▶ [TASK DESCRIPTION] Find the lines with "this" in them and copy them out.

▶ [DATA EXCERPTS]
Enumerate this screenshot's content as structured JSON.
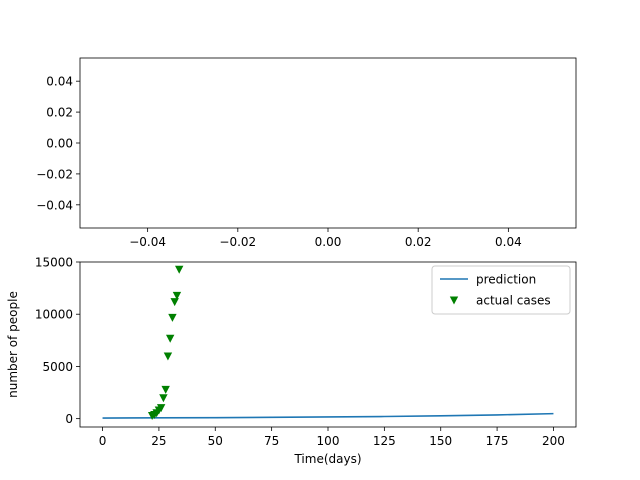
{
  "chart_data": [
    {
      "type": "line",
      "title": "",
      "xlabel": "",
      "ylabel": "",
      "xlim": [
        -0.055,
        0.055
      ],
      "ylim": [
        -0.055,
        0.055
      ],
      "xticks": [
        -0.04,
        -0.02,
        0.0,
        0.02,
        0.04
      ],
      "xtick_labels": [
        "−0.04",
        "−0.02",
        "0.00",
        "0.02",
        "0.04"
      ],
      "yticks": [
        -0.04,
        -0.02,
        0.0,
        0.02,
        0.04
      ],
      "ytick_labels": [
        "−0.04",
        "−0.02",
        "0.00",
        "0.02",
        "0.04"
      ],
      "series": []
    },
    {
      "type": "line",
      "title": "",
      "xlabel": "Time(days)",
      "ylabel": "number of people",
      "xlim": [
        -10,
        210
      ],
      "ylim": [
        -800,
        15000
      ],
      "xticks": [
        0,
        25,
        50,
        75,
        100,
        125,
        150,
        175,
        200
      ],
      "xtick_labels": [
        "0",
        "25",
        "50",
        "75",
        "100",
        "125",
        "150",
        "175",
        "200"
      ],
      "yticks": [
        0,
        5000,
        10000,
        15000
      ],
      "ytick_labels": [
        "0",
        "5000",
        "10000",
        "15000"
      ],
      "legend": "top-right",
      "series": [
        {
          "name": "prediction",
          "kind": "line",
          "color": "#1f77b4",
          "x": [
            0,
            25,
            50,
            75,
            100,
            125,
            150,
            175,
            200
          ],
          "y": [
            60,
            75,
            95,
            125,
            160,
            205,
            270,
            360,
            480
          ]
        },
        {
          "name": "actual cases",
          "kind": "scatter",
          "marker": "triangle-down",
          "color": "#008000",
          "x": [
            22,
            23,
            24,
            25,
            26,
            27,
            28,
            29,
            30,
            31,
            32,
            33,
            34
          ],
          "y": [
            300,
            400,
            560,
            830,
            1050,
            2000,
            2800,
            6000,
            7700,
            9700,
            11200,
            11800,
            14300
          ]
        }
      ]
    }
  ]
}
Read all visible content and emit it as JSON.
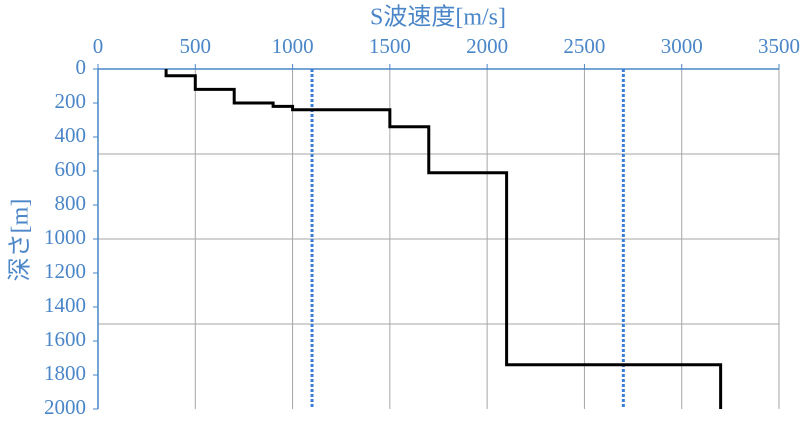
{
  "chart_data": {
    "type": "step-profile",
    "title": "S波速度[m/s]",
    "y_label": "深さ[m]",
    "xlim": [
      0,
      3500
    ],
    "xticks": [
      0,
      500,
      1000,
      1500,
      2000,
      2500,
      3000,
      3500
    ],
    "ylim": [
      0,
      2000
    ],
    "yticks": [
      0,
      200,
      400,
      600,
      800,
      1000,
      1200,
      1400,
      1600,
      1800,
      2000
    ],
    "ygrid": [
      500,
      1000,
      1500
    ],
    "y_inverted": true,
    "x_axis_position": "top",
    "grid": true,
    "axis_color": "#4a86c8",
    "series": [
      {
        "color": "#000000",
        "x": [
          350,
          350,
          500,
          500,
          700,
          700,
          900,
          900,
          1000,
          1000,
          1500,
          1500,
          1700,
          1700,
          2100,
          2100,
          3200,
          3200
        ],
        "values": [
          0,
          40,
          40,
          120,
          120,
          200,
          200,
          220,
          220,
          240,
          240,
          340,
          340,
          610,
          610,
          1740,
          1740,
          2000
        ]
      }
    ],
    "reference_lines": {
      "color": "#3a7fd5",
      "x": [
        1100,
        2700
      ]
    }
  }
}
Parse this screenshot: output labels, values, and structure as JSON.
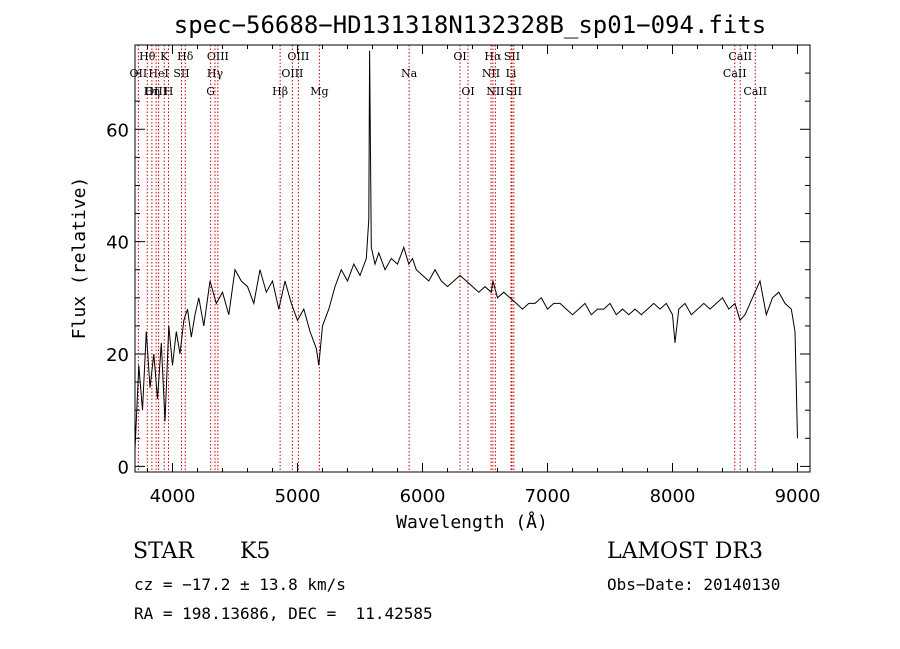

▶ [FULL OUTPUT]
Enumerate this screenshot's content as structured JSON.
Parse this screenshot: output labels, values, and structure as JSON.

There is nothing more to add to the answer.